_やること:_
共重合体ゴムについての本文のうち、「上記エチレン・α−オレフィン」と「は40〜15モル%含有する。」の間を両端も含めて書き出し、「ブレンド」を「混合」に差し替えてください。

_本文の抜き出し:_

"""

上記エチレン・α−オレフィン・非共役ポリエン共重合体ゴムは、従来公知の方法により製造することができる。
【0036】
また、エチレン・α−オレフィン・非共役ポリエン共重合体ゴム(C)には、必要に応じてエチレン・α−オレフィン共重合体ゴム(C)をブレンドしてもよい。エチレン・α−オレフィン共重合体ゴムを構成するα−オレフィンとしては、エチレン・α−オレフィン・非共役ポリエン共重合体ゴムを構成するα−オレフィンと同様のものが挙げられる。前記エチレン・α−オレフィン共重合体ゴムは、エチレンから導かれる単位を50モル%以上、好ましくは50〜90モル%、さらに好ましくは60〜85モル%含有し、炭素原子数3〜20のα−オレフィンから導かれる単位を50モル%以下、好ましくは50〜10モル%、さらに好ましくは40〜15モル%含有する。

"""

_渡された情報:_

"""

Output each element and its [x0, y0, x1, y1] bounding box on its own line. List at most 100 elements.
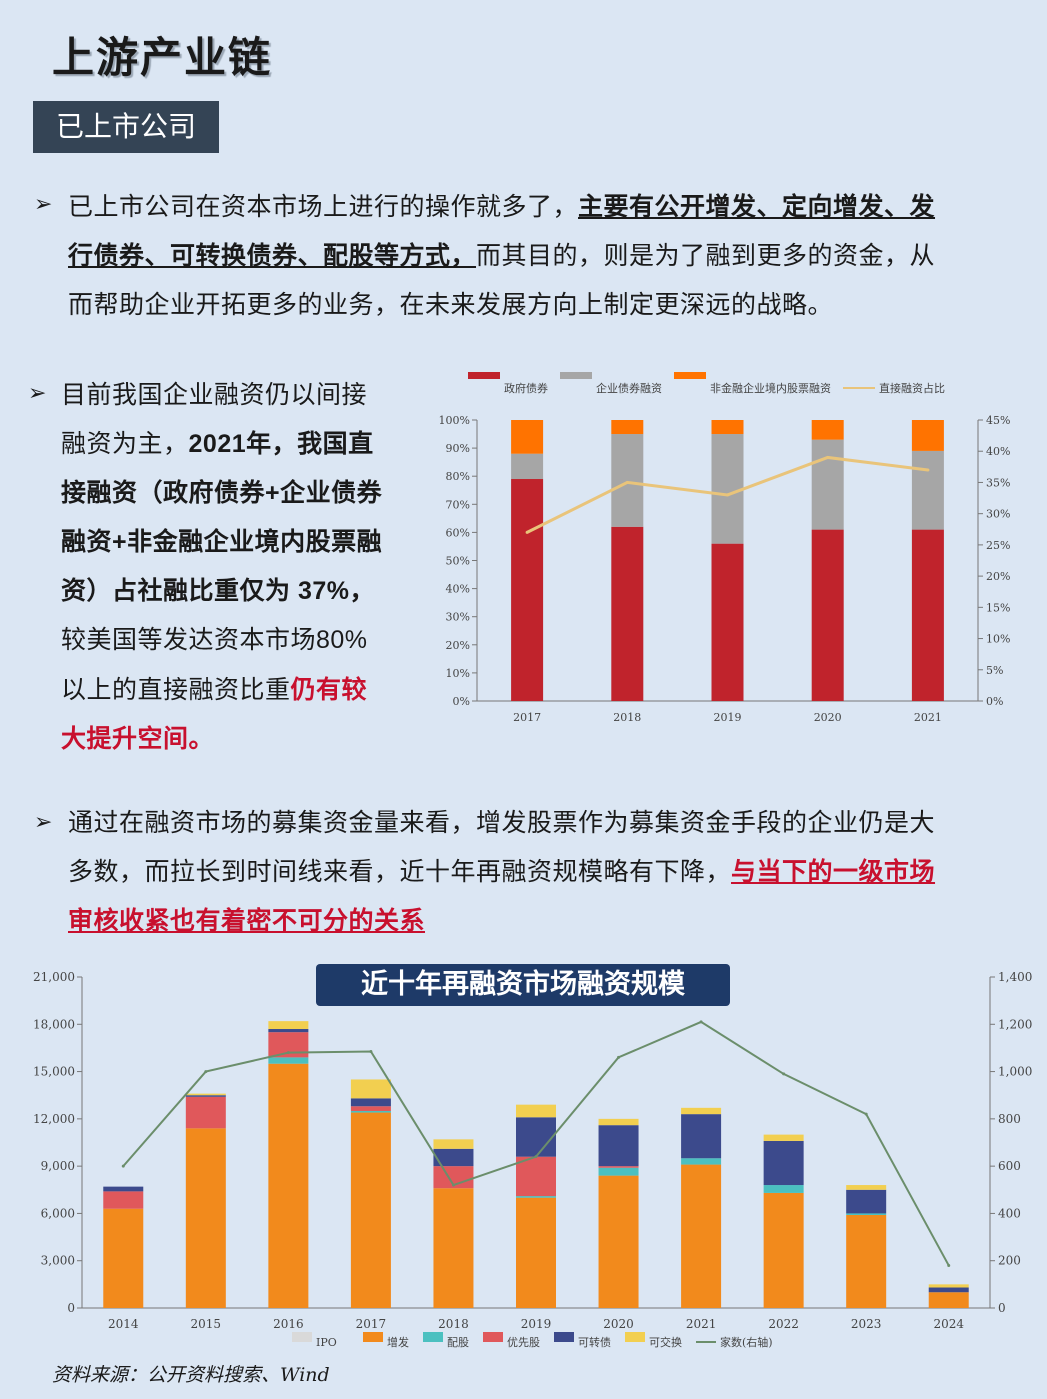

"""

_この課題の答え:_
上記エチレン・α−オレフィン・非共役ポリエン共重合体ゴムは、従来公知の方法により製造することができる。
【0036】
また、エチレン・α−オレフィン・非共役ポリエン共重合体ゴム(C)には、必要に応じてエチレン・α−オレフィン共重合体ゴム(C)を混合してもよい。エチレン・α−オレフィン共重合体ゴムを構成するα−オレフィンとしては、エチレン・α−オレフィン・非共役ポリエン共重合体ゴムを構成するα−オレフィンと同様のものが挙げられる。前記エチレン・α−オレフィン共重合体ゴムは、エチレンから導かれる単位を50モル%以上、好ましくは50〜90モル%、さらに好ましくは60〜85モル%含有し、炭素原子数3〜20のα−オレフィンから導かれる単位を50モル%以下、好ましくは50〜10モル%、さらに好ましくは40〜15モル%含有する。